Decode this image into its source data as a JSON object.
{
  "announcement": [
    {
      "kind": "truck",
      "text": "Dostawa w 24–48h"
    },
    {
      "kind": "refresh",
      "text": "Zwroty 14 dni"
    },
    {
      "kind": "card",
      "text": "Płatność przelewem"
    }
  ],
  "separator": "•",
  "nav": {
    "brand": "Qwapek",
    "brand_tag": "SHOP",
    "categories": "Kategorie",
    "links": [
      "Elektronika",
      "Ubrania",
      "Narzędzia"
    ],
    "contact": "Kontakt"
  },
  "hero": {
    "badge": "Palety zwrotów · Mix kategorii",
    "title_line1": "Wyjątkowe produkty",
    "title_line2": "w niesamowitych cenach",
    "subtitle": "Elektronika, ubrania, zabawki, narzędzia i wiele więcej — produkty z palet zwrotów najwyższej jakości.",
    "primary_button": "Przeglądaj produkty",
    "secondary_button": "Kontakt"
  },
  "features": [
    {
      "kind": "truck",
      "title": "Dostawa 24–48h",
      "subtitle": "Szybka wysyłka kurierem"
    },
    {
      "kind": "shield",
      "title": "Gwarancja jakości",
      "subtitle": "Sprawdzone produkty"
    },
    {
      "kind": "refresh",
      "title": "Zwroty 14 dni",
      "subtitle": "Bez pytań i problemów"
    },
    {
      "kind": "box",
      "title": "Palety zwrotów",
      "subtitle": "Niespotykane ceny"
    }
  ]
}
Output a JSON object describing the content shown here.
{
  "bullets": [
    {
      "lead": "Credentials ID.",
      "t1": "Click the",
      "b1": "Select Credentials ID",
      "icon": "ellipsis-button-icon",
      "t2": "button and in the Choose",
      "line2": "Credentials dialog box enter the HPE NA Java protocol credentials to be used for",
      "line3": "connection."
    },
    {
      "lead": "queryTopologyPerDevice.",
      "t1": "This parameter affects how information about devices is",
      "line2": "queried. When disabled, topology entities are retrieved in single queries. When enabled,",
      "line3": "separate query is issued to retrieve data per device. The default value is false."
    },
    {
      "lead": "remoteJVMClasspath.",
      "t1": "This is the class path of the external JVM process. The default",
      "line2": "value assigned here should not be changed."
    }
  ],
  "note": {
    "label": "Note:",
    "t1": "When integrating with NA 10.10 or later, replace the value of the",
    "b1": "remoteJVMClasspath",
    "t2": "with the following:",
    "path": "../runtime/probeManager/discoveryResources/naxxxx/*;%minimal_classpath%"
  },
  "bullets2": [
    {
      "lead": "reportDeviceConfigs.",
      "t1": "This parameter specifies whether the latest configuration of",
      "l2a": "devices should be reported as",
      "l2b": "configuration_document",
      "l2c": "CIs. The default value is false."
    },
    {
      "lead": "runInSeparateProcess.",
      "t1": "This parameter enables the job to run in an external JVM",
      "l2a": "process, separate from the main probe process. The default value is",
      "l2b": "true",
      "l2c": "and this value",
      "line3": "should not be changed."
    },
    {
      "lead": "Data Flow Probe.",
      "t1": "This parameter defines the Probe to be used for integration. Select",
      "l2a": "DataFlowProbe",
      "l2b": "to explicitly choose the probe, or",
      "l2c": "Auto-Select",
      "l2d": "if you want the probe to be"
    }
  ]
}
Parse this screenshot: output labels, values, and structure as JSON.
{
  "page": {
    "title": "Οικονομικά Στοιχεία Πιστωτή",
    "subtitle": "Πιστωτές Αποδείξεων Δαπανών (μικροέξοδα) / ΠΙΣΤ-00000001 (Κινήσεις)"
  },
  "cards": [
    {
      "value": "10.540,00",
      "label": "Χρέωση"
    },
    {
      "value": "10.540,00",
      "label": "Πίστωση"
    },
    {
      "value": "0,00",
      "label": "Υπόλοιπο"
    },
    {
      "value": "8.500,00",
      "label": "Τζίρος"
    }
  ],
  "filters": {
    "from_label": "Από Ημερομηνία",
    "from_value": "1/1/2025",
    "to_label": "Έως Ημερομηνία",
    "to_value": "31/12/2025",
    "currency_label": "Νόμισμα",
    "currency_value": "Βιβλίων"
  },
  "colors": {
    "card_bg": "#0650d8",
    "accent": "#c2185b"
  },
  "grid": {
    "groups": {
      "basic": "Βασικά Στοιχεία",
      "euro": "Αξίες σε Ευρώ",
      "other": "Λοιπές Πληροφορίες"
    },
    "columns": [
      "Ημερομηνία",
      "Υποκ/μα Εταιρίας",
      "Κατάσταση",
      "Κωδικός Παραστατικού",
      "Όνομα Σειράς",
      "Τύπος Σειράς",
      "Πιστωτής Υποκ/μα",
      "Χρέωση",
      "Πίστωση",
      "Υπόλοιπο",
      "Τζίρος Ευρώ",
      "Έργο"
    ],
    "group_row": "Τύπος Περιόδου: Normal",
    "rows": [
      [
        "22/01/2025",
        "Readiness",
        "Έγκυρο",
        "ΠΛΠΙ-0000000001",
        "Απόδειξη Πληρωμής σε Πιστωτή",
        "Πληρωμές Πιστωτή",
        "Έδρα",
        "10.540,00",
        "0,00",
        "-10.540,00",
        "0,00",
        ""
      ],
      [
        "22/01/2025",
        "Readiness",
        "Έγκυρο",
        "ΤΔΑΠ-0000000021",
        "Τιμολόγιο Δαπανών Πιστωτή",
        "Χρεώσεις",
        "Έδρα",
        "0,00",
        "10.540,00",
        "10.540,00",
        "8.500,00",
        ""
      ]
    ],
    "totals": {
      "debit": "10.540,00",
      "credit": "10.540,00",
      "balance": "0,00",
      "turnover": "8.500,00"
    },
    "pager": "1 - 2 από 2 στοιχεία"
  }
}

::::

Copy out every line from the material above in which the word "with" appears.

    "t1": "When integrating with NA 10.10 or later, replace the value of the",
    "t2": "with the following:",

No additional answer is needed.